#### Raw records ####

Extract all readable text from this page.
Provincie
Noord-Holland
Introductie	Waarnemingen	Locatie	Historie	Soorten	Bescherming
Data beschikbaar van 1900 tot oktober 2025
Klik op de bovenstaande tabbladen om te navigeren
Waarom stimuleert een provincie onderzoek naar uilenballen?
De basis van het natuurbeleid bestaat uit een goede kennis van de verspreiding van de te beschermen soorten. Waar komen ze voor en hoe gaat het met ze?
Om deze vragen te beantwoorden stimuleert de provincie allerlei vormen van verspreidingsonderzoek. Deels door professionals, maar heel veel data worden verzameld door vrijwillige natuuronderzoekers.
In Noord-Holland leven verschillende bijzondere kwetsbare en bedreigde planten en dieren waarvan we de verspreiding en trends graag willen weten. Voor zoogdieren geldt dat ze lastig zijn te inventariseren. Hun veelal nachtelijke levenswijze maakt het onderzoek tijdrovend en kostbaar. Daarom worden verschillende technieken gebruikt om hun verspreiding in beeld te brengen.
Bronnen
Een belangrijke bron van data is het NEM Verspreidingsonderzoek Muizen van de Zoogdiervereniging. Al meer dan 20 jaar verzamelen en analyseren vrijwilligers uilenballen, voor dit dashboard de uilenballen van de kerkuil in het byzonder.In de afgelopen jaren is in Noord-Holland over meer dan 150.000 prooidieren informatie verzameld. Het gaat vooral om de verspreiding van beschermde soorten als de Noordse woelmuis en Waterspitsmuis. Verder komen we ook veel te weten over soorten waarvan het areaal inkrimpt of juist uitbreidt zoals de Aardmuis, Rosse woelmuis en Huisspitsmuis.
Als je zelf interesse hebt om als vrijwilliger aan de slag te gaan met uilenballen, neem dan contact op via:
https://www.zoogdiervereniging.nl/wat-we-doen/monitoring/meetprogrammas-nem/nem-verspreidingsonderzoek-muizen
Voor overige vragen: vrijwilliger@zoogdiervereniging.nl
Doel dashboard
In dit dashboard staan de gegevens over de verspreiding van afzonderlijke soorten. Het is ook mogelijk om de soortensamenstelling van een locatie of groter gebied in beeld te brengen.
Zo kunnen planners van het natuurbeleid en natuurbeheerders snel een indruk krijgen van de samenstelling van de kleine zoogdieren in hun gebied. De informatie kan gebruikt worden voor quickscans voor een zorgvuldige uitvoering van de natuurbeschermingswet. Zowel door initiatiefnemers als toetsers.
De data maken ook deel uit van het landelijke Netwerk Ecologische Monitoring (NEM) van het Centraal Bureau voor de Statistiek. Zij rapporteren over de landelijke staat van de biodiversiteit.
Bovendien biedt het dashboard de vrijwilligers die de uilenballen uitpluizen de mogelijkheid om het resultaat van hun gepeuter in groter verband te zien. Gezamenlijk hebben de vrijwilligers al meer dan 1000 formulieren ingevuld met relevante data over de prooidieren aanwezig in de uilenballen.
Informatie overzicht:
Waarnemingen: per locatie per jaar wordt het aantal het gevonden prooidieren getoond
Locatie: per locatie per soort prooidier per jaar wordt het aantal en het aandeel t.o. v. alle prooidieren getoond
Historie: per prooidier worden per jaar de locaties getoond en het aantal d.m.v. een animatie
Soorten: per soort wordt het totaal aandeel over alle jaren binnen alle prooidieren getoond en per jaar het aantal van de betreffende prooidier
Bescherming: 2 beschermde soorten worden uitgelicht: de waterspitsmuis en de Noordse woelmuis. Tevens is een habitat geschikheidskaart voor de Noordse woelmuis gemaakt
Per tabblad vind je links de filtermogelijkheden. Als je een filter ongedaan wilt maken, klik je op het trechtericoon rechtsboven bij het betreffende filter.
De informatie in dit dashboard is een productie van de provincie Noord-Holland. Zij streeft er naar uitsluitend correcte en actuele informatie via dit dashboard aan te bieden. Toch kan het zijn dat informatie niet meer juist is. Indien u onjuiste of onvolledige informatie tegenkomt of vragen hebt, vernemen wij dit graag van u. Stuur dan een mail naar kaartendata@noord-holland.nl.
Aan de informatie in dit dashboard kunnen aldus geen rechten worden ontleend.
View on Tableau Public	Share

####

◆ **Your objective**
Find each line in the records holding the string "uilenballen" and show it.

◆ **Exercise result**
Waarom stimuleert een provincie onderzoek naar uilenballen?
Een belangrijke bron van data is het NEM Verspreidingsonderzoek Muizen van de Zoogdiervereniging. Al meer dan 20 jaar verzamelen en analyseren vrijwilligers uilenballen, voor dit dashboard de uilenballen van de kerkuil in het byzonder.In de afgelopen jaren is in Noord-Holland over meer dan 150.000 prooidieren informatie verzameld. Het gaat vooral om de verspreiding van beschermde soorten als de Noordse woelmuis en Waterspitsmuis. Verder komen we ook veel te weten over soorten waarvan het areaal inkrimpt of juist uitbreidt zoals de Aardmuis, Rosse woelmuis en Huisspitsmuis.
Als je zelf interesse hebt om als vrijwilliger aan de slag te gaan met uilenballen, neem dan contact op via:
Bovendien biedt het dashboard de vrijwilligers die de uilenballen uitpluizen de mogelijkheid om het resultaat van hun gepeuter in groter verband te zien. Gezamenlijk hebben de vrijwilligers al meer dan 1000 formulieren ingevuld met relevante data over de prooidieren aanwezig in de uilenballen.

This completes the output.